YOUR GOAL:
Rewrite the lines between the one holding "bullet-icon: •: [78, 59, 83, 74]" and the one holding "heading-row: [78, 56, 668, 78]", inclusive, changing every "item-detail" to "item-description" and leaving all else unchanged.

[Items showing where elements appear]

=-=-=-=-=

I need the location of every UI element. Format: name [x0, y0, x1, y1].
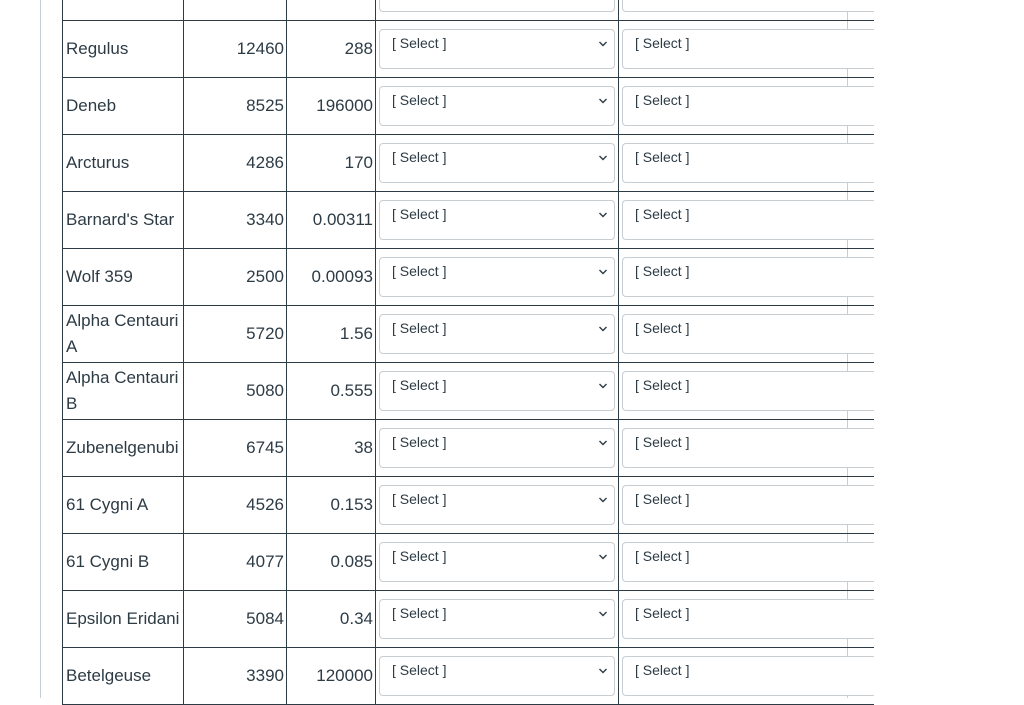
table-row — [63, 420, 875, 477]
luminosity-value: 38 — [354, 438, 373, 457]
chevron-down-icon — [598, 153, 608, 163]
luminosity-cell — [287, 78, 376, 135]
temperature-value: 5720 — [246, 324, 284, 343]
luminosity-value: 288 — [344, 39, 373, 58]
chevron-down-icon — [598, 39, 608, 49]
star-name: Barnard's Star — [66, 210, 175, 229]
chevron-down-icon — [598, 495, 608, 505]
luminosity-value: 196000 — [316, 96, 373, 115]
select-cell-1 — [376, 363, 619, 420]
luminosity-value: 0.00311 — [312, 210, 373, 229]
temperature-value: 4526 — [246, 495, 284, 514]
select-label: [ Select ] — [392, 605, 447, 621]
luminosity-value: 0.34 — [339, 609, 373, 628]
select-cell-2 — [619, 420, 875, 477]
table-row — [63, 135, 875, 192]
table-row — [63, 192, 875, 249]
temperature-value: 6745 — [246, 438, 284, 457]
temperature-cell — [184, 135, 287, 192]
star-name-cell — [63, 21, 184, 78]
select-cell-2 — [619, 0, 875, 21]
select-cell-1 — [376, 192, 619, 249]
temperature-cell — [184, 477, 287, 534]
answer-select-1[interactable] — [379, 485, 615, 525]
select-label: [ Select ] — [635, 491, 690, 507]
answer-select-1[interactable] — [379, 428, 615, 468]
answer-select-1[interactable] — [379, 371, 615, 411]
select-label: [ Select ] — [392, 377, 447, 393]
select-cell-2 — [619, 534, 875, 591]
temperature-cell — [184, 420, 287, 477]
select-label: [ Select ] — [635, 92, 690, 108]
answer-select-1[interactable] — [379, 29, 615, 69]
luminosity-value: 0.00093 — [311, 267, 373, 286]
select-cell-2 — [619, 21, 875, 78]
temperature-cell — [184, 648, 287, 705]
chevron-down-icon — [598, 666, 608, 676]
star-name-cell — [63, 306, 184, 363]
select-label: [ Select ] — [635, 149, 690, 165]
star-name-cell — [63, 192, 184, 249]
temperature-cell — [184, 192, 287, 249]
answer-select-2[interactable] — [622, 143, 874, 183]
answer-select-2[interactable] — [622, 314, 874, 354]
answer-select-1[interactable] — [379, 257, 615, 297]
star-name-cell — [63, 420, 184, 477]
chevron-down-icon — [598, 267, 608, 277]
table-row — [63, 0, 875, 21]
table-row — [63, 363, 875, 420]
select-cell-1 — [376, 534, 619, 591]
luminosity-cell — [287, 0, 376, 21]
select-label: [ Select ] — [392, 320, 447, 336]
luminosity-cell — [287, 21, 376, 78]
answer-select-1[interactable] — [379, 86, 615, 126]
luminosity-value: 0.555 — [330, 381, 373, 400]
temperature-value: 5084 — [246, 609, 284, 628]
luminosity-value: 0.085 — [330, 552, 373, 571]
table-row — [63, 249, 875, 306]
star-name: Regulus — [66, 39, 129, 58]
answer-select-1[interactable] — [379, 542, 615, 582]
temperature-cell — [184, 78, 287, 135]
select-cell-1 — [376, 249, 619, 306]
table-row — [63, 477, 875, 534]
select-label: [ Select ] — [392, 206, 447, 222]
luminosity-value: 170 — [344, 153, 373, 172]
temperature-value: 4286 — [246, 153, 284, 172]
star-name: Alpha Centauri B — [66, 368, 179, 413]
star-name: Alpha Centauri A — [66, 311, 179, 356]
answer-select-2[interactable] — [622, 428, 874, 468]
answer-select-1[interactable] — [379, 656, 615, 696]
select-cell-1 — [376, 591, 619, 648]
temperature-cell — [184, 249, 287, 306]
answer-select-2[interactable] — [622, 542, 874, 582]
chevron-down-icon — [598, 609, 608, 619]
temperature-value: 2500 — [246, 267, 284, 286]
luminosity-cell — [287, 648, 376, 705]
star-name: Betelgeuse — [66, 666, 152, 685]
select-cell-2 — [619, 249, 875, 306]
select-label: [ Select ] — [392, 92, 447, 108]
select-label: [ Select ] — [635, 548, 690, 564]
temperature-cell — [184, 534, 287, 591]
answer-select-2[interactable] — [622, 29, 874, 69]
select-label: [ Select ] — [392, 35, 447, 51]
table-row — [63, 78, 875, 135]
select-label: [ Select ] — [392, 263, 447, 279]
select-cell-1 — [376, 306, 619, 363]
temperature-cell — [184, 363, 287, 420]
answer-select-2[interactable] — [622, 599, 874, 639]
table-row — [63, 21, 875, 78]
answer-select-1[interactable] — [379, 599, 615, 639]
table-row — [63, 306, 875, 363]
luminosity-cell — [287, 363, 376, 420]
star-table-viewport — [62, 0, 825, 683]
select-label: [ Select ] — [635, 263, 690, 279]
star-name: 61 Cygni A — [66, 495, 149, 514]
star-matching-table — [62, 0, 874, 705]
select-cell-2 — [619, 591, 875, 648]
select-cell-1 — [376, 0, 619, 21]
select-label: [ Select ] — [392, 491, 447, 507]
star-name: 61 Cygni B — [66, 552, 150, 571]
temperature-value: 5080 — [246, 381, 284, 400]
luminosity-cell — [287, 534, 376, 591]
select-cell-1 — [376, 135, 619, 192]
temperature-cell — [184, 591, 287, 648]
luminosity-cell — [287, 306, 376, 363]
answer-select-2[interactable] — [622, 485, 874, 525]
temperature-value: 12460 — [236, 39, 284, 58]
star-name-cell — [63, 534, 184, 591]
temperature-cell — [184, 0, 287, 21]
chevron-down-icon — [598, 552, 608, 562]
star-name-cell — [63, 249, 184, 306]
select-cell-2 — [619, 363, 875, 420]
luminosity-cell — [287, 591, 376, 648]
chevron-down-icon — [598, 210, 608, 220]
luminosity-cell — [287, 135, 376, 192]
select-label: [ Select ] — [635, 35, 690, 51]
star-name: Wolf 359 — [66, 267, 133, 286]
select-label: [ Select ] — [635, 434, 690, 450]
star-name-cell — [63, 648, 184, 705]
select-cell-1 — [376, 477, 619, 534]
select-cell-1 — [376, 21, 619, 78]
select-label: [ Select ] — [635, 605, 690, 621]
answer-select-2[interactable] — [622, 371, 874, 411]
star-name: Arcturus — [66, 153, 130, 172]
temperature-value: 8525 — [246, 96, 284, 115]
select-label: [ Select ] — [635, 377, 690, 393]
temperature-value: 4077 — [246, 552, 284, 571]
luminosity-value: 1.56 — [339, 324, 373, 343]
star-name-cell — [63, 78, 184, 135]
star-name-cell — [63, 135, 184, 192]
select-label: [ Select ] — [635, 206, 690, 222]
answer-select-1[interactable] — [379, 314, 615, 354]
select-cell-2 — [619, 648, 875, 705]
luminosity-cell — [287, 420, 376, 477]
luminosity-value: 0.153 — [330, 495, 373, 514]
temperature-value: 3340 — [246, 210, 284, 229]
select-cell-2 — [619, 477, 875, 534]
select-cell-2 — [619, 135, 875, 192]
table-row — [63, 591, 875, 648]
select-cell-2 — [619, 78, 875, 135]
select-cell-1 — [376, 78, 619, 135]
star-name-cell — [63, 477, 184, 534]
star-name: Epsilon Eridani — [66, 609, 180, 628]
answer-select-2[interactable] — [622, 656, 874, 696]
luminosity-cell — [287, 477, 376, 534]
select-label: [ Select ] — [635, 662, 690, 678]
luminosity-cell — [287, 192, 376, 249]
select-cell-2 — [619, 192, 875, 249]
star-name-cell — [63, 363, 184, 420]
select-label: [ Select ] — [392, 434, 447, 450]
temperature-cell — [184, 306, 287, 363]
chevron-down-icon — [598, 324, 608, 334]
star-name: Deneb — [66, 96, 117, 115]
answer-select-1[interactable] — [379, 200, 615, 240]
chevron-down-icon — [598, 438, 608, 448]
temperature-value: 3390 — [246, 666, 284, 685]
star-name: Zubenelgenubi — [66, 438, 179, 457]
answer-select-2[interactable] — [622, 257, 874, 297]
star-name-cell — [63, 591, 184, 648]
select-cell-2 — [619, 306, 875, 363]
answer-select-1[interactable] — [379, 0, 615, 12]
answer-select-2[interactable] — [622, 0, 874, 12]
answer-select-2[interactable] — [622, 86, 874, 126]
chevron-down-icon — [598, 96, 608, 106]
table-row — [63, 534, 875, 591]
luminosity-value: 120000 — [316, 666, 373, 685]
answer-select-1[interactable] — [379, 143, 615, 183]
select-label: [ Select ] — [392, 662, 447, 678]
answer-select-2[interactable] — [622, 200, 874, 240]
chevron-down-icon — [598, 381, 608, 391]
temperature-cell — [184, 21, 287, 78]
luminosity-cell — [287, 249, 376, 306]
select-label: [ Select ] — [392, 149, 447, 165]
star-name-cell — [63, 0, 184, 21]
table-row — [63, 648, 875, 705]
select-cell-1 — [376, 648, 619, 705]
select-cell-1 — [376, 420, 619, 477]
select-label: [ Select ] — [392, 548, 447, 564]
select-label: [ Select ] — [635, 320, 690, 336]
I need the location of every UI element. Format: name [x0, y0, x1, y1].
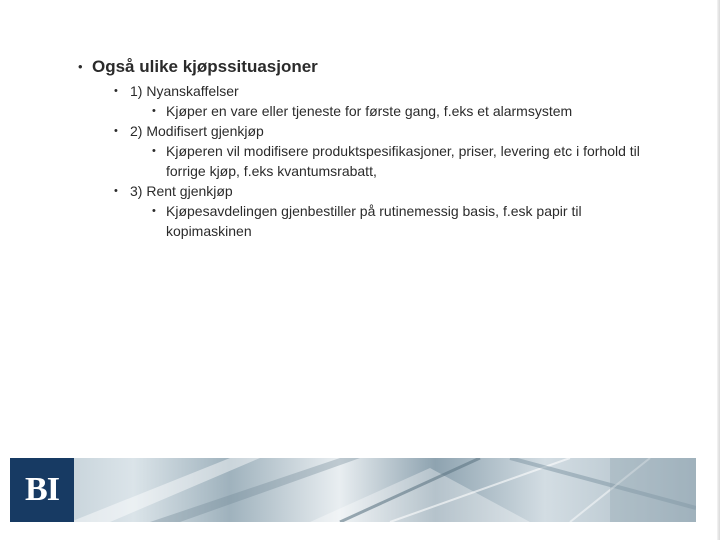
bullet-icon: •: [78, 59, 83, 74]
list-item: [114, 81, 668, 101]
light-beam-shape: [70, 458, 260, 522]
slide-heading: Også ulike kjøpssituasjoner: [92, 57, 318, 76]
item-label: 1) Nyanskaffelser: [130, 83, 239, 99]
bi-logo: [10, 458, 74, 522]
item-label: 3) Rent gjenkjøp: [130, 183, 233, 199]
bullet-icon: •: [152, 105, 156, 117]
shade-panel: [610, 458, 696, 522]
item-detail: Kjøpesavdelingen gjenbestiller på rutinemessig basis, f.esk papir til kopimaskinen: [166, 203, 582, 239]
slide-content: [78, 56, 668, 241]
bullet-icon: •: [114, 85, 118, 97]
item-detail: Kjøper en vare eller tjeneste for første gang, f.eks et alarmsystem: [166, 103, 573, 119]
item-label: 2) Modifisert gjenkjøp: [130, 123, 264, 139]
bullet-icon: •: [152, 145, 156, 157]
bullet-icon: •: [152, 205, 156, 217]
architecture-photo: [10, 458, 696, 522]
bullet-icon: •: [114, 125, 118, 137]
sub-list-item: [152, 141, 668, 181]
sub-list-item: [152, 201, 668, 241]
item-detail: Kjøperen vil modifisere produktspesifikasjoner, priser, levering etc i forhold til forrige kjøp, f.eks kvantumsrabatt,: [166, 143, 640, 179]
footer-banner-image: [10, 458, 696, 522]
heading-row: [78, 56, 668, 78]
list-item: [114, 181, 668, 201]
list-item: [114, 121, 668, 141]
sub-list-item: [152, 101, 668, 121]
light-panel-shape: [310, 468, 530, 522]
bullet-icon: •: [114, 185, 118, 197]
logo-text: BI: [25, 471, 59, 508]
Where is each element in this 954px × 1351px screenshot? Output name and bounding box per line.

=-=-=-=-=

SOLUTION:
bullet-icon: •: [78, 59, 83, 74]
list-item: [114, 81, 668, 101]
light-beam-shape: [70, 458, 260, 522]
slide-heading: Også ulike kjøpssituasjoner: [92, 57, 318, 76]
item-label: 1) Nyanskaffelser: [130, 83, 239, 99]
bi-logo: [10, 458, 74, 522]
item-label: 3) Rent gjenkjøp: [130, 183, 233, 199]
bullet-icon: •: [152, 105, 156, 117]
shade-panel: [610, 458, 696, 522]
item-description: Kjøpesavdelingen gjenbestiller på rutinemessig basis, f.esk papir til kopimaskinen: [166, 203, 582, 239]
slide-content: [78, 56, 668, 241]
bullet-icon: •: [114, 85, 118, 97]
item-description: Kjøper en vare eller tjeneste for første gang, f.eks et alarmsystem: [166, 103, 573, 119]
item-label: 2) Modifisert gjenkjøp: [130, 123, 264, 139]
bullet-icon: •: [152, 145, 156, 157]
bullet-icon: •: [152, 205, 156, 217]
architecture-photo: [10, 458, 696, 522]
bullet-icon: •: [114, 125, 118, 137]
sub-list-item: [152, 141, 668, 181]
sub-list-item: [152, 201, 668, 241]
item-description: Kjøperen vil modifisere produktspesifikasjoner, priser, levering etc i forhold til forrige kjøp, f.eks kvantumsrabatt,: [166, 143, 640, 179]
footer-banner-image: [10, 458, 696, 522]
heading-row: [78, 56, 668, 78]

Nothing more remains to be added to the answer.